- **Set problem**
Write out the records below once more, exactly as they stand.
#####
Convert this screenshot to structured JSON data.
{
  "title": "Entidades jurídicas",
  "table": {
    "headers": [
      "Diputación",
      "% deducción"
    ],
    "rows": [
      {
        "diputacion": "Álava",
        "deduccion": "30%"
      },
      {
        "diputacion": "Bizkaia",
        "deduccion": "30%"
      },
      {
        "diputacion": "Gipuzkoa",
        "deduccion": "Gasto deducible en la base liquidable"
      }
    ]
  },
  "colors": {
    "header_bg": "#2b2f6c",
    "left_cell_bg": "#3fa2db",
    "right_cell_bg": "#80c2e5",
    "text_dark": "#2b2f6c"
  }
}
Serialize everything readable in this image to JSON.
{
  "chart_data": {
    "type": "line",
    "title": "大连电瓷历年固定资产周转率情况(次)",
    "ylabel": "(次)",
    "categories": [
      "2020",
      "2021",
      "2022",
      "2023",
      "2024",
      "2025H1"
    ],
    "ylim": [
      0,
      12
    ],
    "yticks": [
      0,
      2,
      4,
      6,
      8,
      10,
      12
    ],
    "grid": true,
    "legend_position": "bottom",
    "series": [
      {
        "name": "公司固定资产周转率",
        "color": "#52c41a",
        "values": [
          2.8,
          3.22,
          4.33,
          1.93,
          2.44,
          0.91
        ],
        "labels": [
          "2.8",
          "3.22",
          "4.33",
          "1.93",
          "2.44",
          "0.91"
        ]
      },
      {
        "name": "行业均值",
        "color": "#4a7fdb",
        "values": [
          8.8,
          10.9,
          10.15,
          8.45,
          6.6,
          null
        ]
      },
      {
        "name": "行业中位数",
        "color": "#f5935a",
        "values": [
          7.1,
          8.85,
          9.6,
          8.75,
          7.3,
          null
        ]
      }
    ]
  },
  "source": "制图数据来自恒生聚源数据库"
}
#####
- **Result of this exercise**
Convert this screenshot to structured JSON data.
{
  "title": "Entidades jurídicas",
  "table": {
    "headers": [
      "Diputación",
      "% deducción"
    ],
    "rows": [
      {
        "diputacion": "Álava",
        "deduccion": "30%"
      },
      {
        "diputacion": "Bizkaia",
        "deduccion": "30%"
      },
      {
        "diputacion": "Gipuzkoa",
        "deduccion": "Gasto deducible en la base liquidable"
      }
    ]
  },
  "colors": {
    "header_bg": "#2b2f6c",
    "left_cell_bg": "#3fa2db",
    "right_cell_bg": "#80c2e5",
    "text_dark": "#2b2f6c"
  }
}
Serialize everything readable in this image to JSON.
{
  "chart_data": {
    "type": "line",
    "title": "大连电瓷历年固定资产周转率情况(次)",
    "ylabel": "(次)",
    "categories": [
      "2020",
      "2021",
      "2022",
      "2023",
      "2024",
      "2025H1"
    ],
    "ylim": [
      0,
      12
    ],
    "yticks": [
      0,
      2,
      4,
      6,
      8,
      10,
      12
    ],
    "grid": true,
    "legend_position": "bottom",
    "series": [
      {
        "name": "公司固定资产周转率",
        "color": "#52c41a",
        "values": [
          2.8,
          3.22,
          4.33,
          1.93,
          2.44,
          0.91
        ],
        "labels": [
          "2.8",
          "3.22",
          "4.33",
          "1.93",
          "2.44",
          "0.91"
        ]
      },
      {
        "name": "行业均值",
        "color": "#4a7fdb",
        "values": [
          8.8,
          10.9,
          10.15,
          8.45,
          6.6,
          null
        ]
      },
      {
        "name": "行业中位数",
        "color": "#f5935a",
        "values": [
          7.1,
          8.85,
          9.6,
          8.75,
          7.3,
          null
        ]
      }
    ]
  },
  "source": "制图数据来自恒生聚源数据库"
}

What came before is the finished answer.